Liste des tâches:
1 - D'après le texte fourni, pourquoi Luis et Antonio se retrouvent-ils plongés dans un imbroglio juridique ? Répondez en une à trois phrases.
2 - Recopiez le passage du texte fourni qui va de « Ce couple espagnol » jusqu'à « un imbroglio juridique. » inclus.

=== Texte fourni ===

Témoignage : Luis et Antonio ont économisé pendant des années et parcouru des milliers de kilomètres entre Madrid et Mexico pour réaliser leur rêve d’être pères, mais la joie de la naissance de leurs jumeaux issus d’une mère porteuse a été de courte durée : ils ne parviennent pas à obtenir des papiers d’identité.
Ce couple espagnol attend depuis presque deux mois que le ministère des Affaires étrangères mexicain leur adresse les passeports de leurs enfants, nés début janvier dans le Tabasco (sud-est), unique Etat du pays à reconnaître la gestation pour autrui (GPA) depuis 1997 et à ne pas l’interdire aux étrangers ni aux homosexuels.
Mais l’absence de réglementation au niveau fédéral sur la GPA et la volonté des pères d’enregistrer leurs enfants sans qu’apparaisse le nom de la porteuse, les ont plongés dans un imbroglio juridique.
« Nous sommes désespérés, nous ne nous attendions pas du tout à ce qu’on refuse de délivrer un passeport à des enfants nés au Mexique », explique à l’AFP Luis Delgado, designer madrilène de 42 ans, qui ces dernières semaines alterne changement de couches et inlassables visites dans des administrations de Cancun (est), où ils logent.
Un autre couple d’étrangers, qui a requis l’anonymat, subit les mêmes affres. En même temps qu’ils négocient avec leurs employeurs pour ne pas perdre leurs emplois, ils assurent avoir été la cible de traitements vexatoires de la part des autorités locales, qui auraient même menacé de garder le nouveau-né.

=== Données fournies ===

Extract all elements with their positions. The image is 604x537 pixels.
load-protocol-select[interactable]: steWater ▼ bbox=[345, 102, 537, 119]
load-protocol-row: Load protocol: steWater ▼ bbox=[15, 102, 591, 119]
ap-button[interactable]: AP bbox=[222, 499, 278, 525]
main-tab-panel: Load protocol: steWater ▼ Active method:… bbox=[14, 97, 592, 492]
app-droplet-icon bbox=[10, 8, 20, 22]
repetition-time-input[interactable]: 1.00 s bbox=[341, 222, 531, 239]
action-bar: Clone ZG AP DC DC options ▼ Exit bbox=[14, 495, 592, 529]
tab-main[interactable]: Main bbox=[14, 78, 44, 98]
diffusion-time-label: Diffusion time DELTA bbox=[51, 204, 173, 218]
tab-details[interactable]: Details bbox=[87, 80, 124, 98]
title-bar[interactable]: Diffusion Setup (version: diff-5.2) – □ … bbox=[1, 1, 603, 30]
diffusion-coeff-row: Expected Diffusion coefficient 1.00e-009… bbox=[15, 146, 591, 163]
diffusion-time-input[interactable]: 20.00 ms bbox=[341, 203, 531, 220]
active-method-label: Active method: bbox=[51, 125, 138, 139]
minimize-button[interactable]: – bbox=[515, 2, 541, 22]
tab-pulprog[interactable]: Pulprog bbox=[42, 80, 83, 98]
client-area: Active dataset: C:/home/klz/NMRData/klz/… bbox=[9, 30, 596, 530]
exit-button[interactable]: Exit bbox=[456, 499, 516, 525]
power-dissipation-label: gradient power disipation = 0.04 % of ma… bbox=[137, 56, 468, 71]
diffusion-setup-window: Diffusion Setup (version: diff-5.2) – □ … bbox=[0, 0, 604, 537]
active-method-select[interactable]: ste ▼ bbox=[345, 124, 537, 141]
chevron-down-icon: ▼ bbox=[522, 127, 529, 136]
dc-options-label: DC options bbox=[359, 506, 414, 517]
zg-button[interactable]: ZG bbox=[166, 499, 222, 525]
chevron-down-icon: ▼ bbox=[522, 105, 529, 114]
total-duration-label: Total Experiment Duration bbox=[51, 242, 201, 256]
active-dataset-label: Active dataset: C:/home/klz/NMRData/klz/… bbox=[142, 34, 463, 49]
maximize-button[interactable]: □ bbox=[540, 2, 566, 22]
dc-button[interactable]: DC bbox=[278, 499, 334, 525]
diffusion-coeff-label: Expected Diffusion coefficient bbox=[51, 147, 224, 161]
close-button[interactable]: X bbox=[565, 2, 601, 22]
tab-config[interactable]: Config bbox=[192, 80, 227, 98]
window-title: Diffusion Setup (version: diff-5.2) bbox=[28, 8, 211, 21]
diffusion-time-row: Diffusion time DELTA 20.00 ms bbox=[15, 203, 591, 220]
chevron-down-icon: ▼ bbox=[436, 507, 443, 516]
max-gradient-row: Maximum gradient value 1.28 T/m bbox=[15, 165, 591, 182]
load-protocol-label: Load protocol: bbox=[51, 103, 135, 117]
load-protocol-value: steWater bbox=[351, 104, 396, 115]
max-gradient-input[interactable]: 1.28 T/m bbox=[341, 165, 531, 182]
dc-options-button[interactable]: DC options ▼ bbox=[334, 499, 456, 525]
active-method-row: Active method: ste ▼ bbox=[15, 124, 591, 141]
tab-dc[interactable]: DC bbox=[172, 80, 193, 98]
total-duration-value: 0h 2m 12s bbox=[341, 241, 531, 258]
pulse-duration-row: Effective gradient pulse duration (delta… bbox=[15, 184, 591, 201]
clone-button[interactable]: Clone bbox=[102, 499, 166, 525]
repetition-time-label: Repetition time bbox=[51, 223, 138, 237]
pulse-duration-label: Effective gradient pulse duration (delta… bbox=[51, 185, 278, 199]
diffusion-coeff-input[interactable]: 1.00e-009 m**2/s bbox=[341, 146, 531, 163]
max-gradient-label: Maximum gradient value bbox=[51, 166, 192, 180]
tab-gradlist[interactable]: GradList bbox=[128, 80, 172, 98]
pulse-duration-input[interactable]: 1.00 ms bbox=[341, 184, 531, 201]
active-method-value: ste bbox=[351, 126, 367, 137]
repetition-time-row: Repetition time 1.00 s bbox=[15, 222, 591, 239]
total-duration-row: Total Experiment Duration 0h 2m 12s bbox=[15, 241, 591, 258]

===

Réponses aux tâches:
1 - Deux causes les plongent dans cet imbroglio juridique. D'une part, il n'existe au Mexique aucune réglementation fédérale sur la gestation pour autrui. D'autre part, les pères veulent enregistrer leurs enfants sans que le nom de la mère porteuse y apparaisse.

2 -
Ce couple espagnol attend depuis presque deux mois que le ministère des Affaires étrangères mexicain leur adresse les passeports de leurs enfants, nés début janvier dans le Tabasco (sud-est), unique Etat du pays à reconnaître la gestation pour autrui (GPA) depuis 1997 et à ne pas l’interdire aux étrangers ni aux homosexuels.
Mais l’absence de réglementation au niveau fédéral sur la GPA et la volonté des pères d’enregistrer leurs enfants sans qu’apparaisse le nom de la porteuse, les ont plongés dans un imbroglio juridique.